**Short problem**
Convert every line of the entries below into a JSON list of strings, one string per line, and omit any blank lines.

**Given data**
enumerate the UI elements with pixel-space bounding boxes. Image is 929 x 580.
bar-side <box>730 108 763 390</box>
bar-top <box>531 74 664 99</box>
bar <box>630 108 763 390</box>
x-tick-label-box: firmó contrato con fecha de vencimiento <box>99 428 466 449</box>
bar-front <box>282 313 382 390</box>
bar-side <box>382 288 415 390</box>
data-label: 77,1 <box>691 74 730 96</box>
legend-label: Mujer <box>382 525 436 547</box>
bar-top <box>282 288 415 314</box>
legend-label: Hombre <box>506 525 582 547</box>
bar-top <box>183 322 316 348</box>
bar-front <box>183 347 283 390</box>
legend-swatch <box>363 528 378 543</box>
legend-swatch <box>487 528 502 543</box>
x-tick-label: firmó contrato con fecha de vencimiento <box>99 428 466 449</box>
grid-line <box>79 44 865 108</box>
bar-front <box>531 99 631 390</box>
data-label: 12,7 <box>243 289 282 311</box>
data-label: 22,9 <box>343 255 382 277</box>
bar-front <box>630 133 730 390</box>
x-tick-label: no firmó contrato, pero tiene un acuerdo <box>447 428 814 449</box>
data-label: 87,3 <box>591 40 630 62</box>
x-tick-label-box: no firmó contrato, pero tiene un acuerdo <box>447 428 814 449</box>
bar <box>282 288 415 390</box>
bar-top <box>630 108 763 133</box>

**Output of the exercise**
[
  "enumerate the UI elements with pixel-space bounding boxes. Image is 929 x 580.",
  "bar-side <box>730 108 763 390</box>",
  "bar-top <box>531 74 664 99</box>",
  "bar <box>630 108 763 390</box>",
  "x-tick-label-box: firmó contrato con fecha de vencimiento <box>99 428 466 449</box>",
  "bar-front <box>282 313 382 390</box>",
  "bar-side <box>382 288 415 390</box>",
  "data-label: 77,1 <box>691 74 730 96</box>",
  "legend-label: Mujer <box>382 525 436 547</box>",
  "bar-top <box>282 288 415 314</box>",
  "legend-label: Hombre <box>506 525 582 547</box>",
  "bar-top <box>183 322 316 348</box>",
  "bar-front <box>183 347 283 390</box>",
  "legend-swatch <box>363 528 378 543</box>",
  "legend-swatch <box>487 528 502 543</box>",
  "x-tick-label: firmó contrato con fecha de vencimiento <box>99 428 466 449</box>",
  "grid-line <box>79 44 865 108</box>",
  "bar-front <box>531 99 631 390</box>",
  "data-label: 12,7 <box>243 289 282 311</box>",
  "data-label: 22,9 <box>343 255 382 277</box>",
  "bar-front <box>630 133 730 390</box>",
  "x-tick-label: no firmó contrato, pero tiene un acuerdo <box>447 428 814 449</box>",
  "data-label: 87,3 <box>591 40 630 62</box>",
  "x-tick-label-box: no firmó contrato, pero tiene un acuerdo <box>447 428 814 449</box>",
  "bar <box>282 288 415 390</box>",
  "bar-top <box>630 108 763 133</box>"
]